▶ _Aim_
Below are the records. List every line holding the word "рослинності".

▶ _Supplied records_
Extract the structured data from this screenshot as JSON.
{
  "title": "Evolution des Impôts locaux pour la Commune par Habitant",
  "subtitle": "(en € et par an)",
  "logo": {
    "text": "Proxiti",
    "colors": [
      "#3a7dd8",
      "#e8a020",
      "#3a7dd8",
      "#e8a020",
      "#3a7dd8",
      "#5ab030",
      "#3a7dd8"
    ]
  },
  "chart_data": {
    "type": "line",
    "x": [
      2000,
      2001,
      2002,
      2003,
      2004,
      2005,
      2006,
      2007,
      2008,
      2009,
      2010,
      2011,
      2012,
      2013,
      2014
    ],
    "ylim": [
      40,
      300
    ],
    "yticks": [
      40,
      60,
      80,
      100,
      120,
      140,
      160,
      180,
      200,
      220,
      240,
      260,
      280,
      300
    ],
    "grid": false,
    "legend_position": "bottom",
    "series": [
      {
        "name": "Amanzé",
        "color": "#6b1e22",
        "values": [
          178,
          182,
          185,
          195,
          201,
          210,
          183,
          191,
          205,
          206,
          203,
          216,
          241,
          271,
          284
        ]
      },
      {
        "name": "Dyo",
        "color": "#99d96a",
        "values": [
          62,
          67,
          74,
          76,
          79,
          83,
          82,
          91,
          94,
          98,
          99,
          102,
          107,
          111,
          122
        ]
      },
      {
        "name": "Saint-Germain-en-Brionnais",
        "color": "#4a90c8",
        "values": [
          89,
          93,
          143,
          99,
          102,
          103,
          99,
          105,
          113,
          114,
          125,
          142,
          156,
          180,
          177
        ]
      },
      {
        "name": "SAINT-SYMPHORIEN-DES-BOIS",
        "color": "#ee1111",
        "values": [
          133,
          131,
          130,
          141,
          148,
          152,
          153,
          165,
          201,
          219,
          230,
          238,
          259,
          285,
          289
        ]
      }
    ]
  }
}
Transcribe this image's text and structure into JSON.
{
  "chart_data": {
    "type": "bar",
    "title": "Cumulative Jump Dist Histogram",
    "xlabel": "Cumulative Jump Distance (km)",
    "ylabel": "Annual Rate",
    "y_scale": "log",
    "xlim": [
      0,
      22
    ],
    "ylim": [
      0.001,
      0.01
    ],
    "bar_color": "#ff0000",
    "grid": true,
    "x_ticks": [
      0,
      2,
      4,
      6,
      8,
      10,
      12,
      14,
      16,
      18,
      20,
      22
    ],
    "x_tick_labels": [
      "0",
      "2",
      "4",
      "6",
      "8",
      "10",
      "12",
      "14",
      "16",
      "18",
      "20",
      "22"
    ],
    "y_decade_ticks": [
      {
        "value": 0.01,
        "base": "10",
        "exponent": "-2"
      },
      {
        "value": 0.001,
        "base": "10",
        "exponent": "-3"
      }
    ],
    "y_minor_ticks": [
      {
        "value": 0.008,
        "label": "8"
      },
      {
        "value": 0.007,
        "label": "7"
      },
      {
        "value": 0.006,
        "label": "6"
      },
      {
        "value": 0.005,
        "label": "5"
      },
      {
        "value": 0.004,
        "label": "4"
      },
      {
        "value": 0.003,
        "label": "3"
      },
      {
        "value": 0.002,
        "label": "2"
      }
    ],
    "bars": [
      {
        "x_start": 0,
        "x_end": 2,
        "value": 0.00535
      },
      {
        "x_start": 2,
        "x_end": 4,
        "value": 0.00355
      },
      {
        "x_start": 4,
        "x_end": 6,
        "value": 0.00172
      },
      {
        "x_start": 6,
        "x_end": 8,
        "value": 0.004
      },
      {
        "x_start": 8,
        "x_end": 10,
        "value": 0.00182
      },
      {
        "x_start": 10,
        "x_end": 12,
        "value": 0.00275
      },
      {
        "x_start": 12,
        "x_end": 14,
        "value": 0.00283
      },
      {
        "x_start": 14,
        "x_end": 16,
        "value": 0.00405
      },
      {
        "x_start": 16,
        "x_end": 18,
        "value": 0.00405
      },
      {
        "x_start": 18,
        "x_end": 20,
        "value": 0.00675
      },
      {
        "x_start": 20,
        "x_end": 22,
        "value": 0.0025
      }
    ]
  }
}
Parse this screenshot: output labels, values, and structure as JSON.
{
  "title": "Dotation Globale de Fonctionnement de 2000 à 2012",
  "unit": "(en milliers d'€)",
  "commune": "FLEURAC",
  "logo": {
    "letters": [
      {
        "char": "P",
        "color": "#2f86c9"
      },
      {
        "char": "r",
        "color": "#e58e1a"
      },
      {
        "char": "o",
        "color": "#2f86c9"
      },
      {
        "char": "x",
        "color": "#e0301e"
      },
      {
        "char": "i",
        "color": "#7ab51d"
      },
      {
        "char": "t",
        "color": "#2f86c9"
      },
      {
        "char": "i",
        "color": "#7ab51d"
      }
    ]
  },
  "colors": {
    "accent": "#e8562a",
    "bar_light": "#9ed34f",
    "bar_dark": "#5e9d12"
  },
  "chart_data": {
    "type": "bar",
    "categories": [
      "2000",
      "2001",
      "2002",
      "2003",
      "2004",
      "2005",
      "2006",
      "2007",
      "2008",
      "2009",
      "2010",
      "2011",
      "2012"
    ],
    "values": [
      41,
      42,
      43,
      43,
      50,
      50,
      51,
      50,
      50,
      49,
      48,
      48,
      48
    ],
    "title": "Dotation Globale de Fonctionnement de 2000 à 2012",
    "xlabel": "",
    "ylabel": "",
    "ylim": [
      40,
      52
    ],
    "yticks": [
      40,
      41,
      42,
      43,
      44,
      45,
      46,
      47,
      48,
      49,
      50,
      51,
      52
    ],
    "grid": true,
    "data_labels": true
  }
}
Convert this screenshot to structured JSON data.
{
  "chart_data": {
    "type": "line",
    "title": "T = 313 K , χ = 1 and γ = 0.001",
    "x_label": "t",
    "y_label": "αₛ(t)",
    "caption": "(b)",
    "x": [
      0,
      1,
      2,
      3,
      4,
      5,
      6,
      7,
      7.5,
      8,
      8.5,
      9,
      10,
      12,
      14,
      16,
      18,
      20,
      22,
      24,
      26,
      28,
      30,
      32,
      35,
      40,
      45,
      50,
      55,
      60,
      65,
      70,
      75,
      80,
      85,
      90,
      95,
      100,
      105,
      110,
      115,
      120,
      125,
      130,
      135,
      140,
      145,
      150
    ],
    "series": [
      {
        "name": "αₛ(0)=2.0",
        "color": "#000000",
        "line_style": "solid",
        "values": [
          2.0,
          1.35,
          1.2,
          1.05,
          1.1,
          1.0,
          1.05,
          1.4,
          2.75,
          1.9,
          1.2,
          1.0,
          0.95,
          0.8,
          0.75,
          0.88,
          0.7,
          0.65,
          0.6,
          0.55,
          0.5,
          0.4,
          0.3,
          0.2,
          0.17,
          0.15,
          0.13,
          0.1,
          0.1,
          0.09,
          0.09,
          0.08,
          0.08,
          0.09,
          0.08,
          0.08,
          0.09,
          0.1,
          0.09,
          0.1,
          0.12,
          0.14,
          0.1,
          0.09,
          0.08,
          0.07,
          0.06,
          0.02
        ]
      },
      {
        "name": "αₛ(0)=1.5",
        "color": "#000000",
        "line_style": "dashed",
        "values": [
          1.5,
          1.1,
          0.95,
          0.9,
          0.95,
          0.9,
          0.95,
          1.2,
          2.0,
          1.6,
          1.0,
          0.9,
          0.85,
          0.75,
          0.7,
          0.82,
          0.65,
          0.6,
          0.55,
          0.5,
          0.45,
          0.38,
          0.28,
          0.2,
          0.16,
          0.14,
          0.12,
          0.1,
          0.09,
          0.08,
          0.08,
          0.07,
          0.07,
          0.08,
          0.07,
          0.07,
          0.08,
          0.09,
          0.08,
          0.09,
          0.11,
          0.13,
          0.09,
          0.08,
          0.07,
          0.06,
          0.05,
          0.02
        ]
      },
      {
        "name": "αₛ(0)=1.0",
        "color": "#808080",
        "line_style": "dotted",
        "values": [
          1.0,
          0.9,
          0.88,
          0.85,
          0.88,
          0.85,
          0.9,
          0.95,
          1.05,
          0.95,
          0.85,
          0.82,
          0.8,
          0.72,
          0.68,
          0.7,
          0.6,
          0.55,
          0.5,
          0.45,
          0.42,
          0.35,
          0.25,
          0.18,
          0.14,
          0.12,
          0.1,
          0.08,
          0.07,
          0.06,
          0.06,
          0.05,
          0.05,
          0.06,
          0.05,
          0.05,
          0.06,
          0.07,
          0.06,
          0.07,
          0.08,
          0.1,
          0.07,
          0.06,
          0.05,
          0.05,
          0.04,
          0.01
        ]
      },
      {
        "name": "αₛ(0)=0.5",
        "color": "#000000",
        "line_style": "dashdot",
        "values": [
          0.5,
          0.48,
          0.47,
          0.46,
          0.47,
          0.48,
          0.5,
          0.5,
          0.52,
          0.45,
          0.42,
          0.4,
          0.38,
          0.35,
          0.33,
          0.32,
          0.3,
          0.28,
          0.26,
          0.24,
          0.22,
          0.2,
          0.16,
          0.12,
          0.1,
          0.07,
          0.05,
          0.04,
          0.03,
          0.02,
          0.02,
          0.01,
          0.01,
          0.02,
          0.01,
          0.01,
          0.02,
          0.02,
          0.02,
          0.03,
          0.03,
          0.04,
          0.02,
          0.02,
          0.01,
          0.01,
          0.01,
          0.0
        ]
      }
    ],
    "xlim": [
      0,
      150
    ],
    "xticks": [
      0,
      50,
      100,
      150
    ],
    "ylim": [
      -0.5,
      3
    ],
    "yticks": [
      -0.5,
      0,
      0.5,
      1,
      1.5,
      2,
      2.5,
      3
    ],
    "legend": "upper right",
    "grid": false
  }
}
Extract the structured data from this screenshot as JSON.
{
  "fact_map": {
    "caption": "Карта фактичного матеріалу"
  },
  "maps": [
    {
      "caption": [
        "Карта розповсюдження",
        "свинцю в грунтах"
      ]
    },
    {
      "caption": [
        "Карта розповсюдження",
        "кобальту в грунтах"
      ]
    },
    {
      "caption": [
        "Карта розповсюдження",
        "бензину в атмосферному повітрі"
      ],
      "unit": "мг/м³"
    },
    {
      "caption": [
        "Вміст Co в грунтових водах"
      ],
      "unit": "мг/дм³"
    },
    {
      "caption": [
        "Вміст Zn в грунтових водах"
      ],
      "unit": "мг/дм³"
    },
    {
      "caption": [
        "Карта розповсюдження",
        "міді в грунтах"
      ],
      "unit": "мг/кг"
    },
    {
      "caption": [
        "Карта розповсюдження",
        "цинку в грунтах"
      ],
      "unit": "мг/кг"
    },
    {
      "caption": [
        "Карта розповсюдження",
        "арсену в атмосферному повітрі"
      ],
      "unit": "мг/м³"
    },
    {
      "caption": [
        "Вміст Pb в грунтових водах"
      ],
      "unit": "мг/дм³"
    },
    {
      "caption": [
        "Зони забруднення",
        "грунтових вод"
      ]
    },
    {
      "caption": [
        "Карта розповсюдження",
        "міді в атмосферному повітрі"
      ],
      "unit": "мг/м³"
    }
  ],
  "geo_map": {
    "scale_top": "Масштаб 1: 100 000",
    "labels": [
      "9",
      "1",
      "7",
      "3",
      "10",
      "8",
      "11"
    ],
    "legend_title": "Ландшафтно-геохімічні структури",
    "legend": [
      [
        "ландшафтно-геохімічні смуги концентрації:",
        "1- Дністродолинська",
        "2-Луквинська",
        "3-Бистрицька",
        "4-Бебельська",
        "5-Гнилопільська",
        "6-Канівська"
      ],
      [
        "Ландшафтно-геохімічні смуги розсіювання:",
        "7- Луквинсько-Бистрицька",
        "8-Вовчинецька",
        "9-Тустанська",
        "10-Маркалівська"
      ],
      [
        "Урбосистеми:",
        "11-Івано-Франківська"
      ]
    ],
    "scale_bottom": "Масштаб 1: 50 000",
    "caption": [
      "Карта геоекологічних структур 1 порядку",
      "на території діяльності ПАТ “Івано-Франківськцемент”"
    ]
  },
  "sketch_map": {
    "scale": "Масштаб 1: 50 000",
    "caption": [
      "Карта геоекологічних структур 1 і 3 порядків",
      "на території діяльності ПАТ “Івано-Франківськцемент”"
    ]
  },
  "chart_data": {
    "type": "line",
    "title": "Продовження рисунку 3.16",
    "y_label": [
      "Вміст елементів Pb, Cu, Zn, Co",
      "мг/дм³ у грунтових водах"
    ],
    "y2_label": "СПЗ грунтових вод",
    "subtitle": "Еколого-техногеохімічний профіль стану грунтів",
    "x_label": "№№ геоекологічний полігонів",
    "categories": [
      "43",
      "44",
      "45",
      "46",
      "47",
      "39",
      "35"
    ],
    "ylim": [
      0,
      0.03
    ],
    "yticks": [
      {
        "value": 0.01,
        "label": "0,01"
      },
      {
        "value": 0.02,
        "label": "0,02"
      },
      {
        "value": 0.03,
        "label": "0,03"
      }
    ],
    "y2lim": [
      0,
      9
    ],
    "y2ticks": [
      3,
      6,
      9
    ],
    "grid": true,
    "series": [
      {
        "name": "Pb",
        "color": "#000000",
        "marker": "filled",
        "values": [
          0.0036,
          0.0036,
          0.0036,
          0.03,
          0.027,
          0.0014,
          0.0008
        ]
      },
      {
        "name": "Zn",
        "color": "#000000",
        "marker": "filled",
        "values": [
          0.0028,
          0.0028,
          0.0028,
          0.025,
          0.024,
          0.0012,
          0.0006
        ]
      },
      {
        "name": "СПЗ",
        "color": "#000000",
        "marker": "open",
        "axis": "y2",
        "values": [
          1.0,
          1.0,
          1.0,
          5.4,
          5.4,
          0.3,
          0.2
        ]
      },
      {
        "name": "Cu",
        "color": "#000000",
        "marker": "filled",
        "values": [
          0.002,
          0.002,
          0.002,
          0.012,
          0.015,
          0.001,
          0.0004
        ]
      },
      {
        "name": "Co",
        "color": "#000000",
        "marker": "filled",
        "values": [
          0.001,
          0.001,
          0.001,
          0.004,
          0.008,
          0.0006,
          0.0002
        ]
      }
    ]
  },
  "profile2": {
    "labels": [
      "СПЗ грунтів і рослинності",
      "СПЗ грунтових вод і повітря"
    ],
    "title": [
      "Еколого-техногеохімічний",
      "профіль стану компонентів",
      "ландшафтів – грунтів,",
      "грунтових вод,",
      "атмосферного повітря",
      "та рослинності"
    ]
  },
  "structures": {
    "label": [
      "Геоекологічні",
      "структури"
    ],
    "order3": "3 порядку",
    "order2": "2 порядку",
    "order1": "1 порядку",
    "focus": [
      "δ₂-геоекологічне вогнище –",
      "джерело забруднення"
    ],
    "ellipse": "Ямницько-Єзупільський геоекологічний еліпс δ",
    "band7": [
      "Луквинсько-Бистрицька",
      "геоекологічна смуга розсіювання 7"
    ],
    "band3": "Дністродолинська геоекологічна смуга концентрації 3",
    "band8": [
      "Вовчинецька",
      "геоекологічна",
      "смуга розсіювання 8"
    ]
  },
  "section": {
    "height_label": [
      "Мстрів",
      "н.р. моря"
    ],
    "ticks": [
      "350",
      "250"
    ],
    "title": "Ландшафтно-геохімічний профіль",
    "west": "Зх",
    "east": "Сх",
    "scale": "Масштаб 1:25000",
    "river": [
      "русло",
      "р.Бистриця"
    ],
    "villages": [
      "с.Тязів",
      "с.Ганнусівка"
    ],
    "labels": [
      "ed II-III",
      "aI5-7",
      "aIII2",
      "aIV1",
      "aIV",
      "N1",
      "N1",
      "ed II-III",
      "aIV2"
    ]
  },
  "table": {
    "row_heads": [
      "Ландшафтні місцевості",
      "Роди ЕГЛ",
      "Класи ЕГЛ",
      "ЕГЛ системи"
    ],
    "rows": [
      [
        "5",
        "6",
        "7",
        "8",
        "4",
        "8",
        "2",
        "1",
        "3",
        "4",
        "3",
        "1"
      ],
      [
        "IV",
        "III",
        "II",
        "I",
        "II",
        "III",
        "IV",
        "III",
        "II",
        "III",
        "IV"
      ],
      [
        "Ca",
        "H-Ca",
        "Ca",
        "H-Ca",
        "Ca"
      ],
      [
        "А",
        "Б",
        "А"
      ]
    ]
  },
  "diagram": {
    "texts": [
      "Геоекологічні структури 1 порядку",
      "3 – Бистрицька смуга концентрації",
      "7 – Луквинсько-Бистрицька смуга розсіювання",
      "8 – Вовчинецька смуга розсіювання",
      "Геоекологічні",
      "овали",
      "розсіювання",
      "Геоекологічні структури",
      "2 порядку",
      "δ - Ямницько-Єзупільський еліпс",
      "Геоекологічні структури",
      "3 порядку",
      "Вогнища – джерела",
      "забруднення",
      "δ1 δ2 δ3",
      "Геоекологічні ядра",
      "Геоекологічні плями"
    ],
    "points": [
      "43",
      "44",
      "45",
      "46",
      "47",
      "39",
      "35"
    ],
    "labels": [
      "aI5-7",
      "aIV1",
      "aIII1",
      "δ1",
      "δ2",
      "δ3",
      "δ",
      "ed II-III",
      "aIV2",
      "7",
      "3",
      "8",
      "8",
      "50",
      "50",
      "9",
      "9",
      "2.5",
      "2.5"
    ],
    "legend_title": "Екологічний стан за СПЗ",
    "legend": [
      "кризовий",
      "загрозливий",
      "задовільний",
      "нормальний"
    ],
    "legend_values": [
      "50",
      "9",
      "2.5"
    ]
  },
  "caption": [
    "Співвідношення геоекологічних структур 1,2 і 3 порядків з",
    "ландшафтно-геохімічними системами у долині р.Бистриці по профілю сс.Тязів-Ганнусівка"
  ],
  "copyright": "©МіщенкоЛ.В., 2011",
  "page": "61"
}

▶ _Written response_
      "СПЗ грунтів і рослинності",
      "та рослинності"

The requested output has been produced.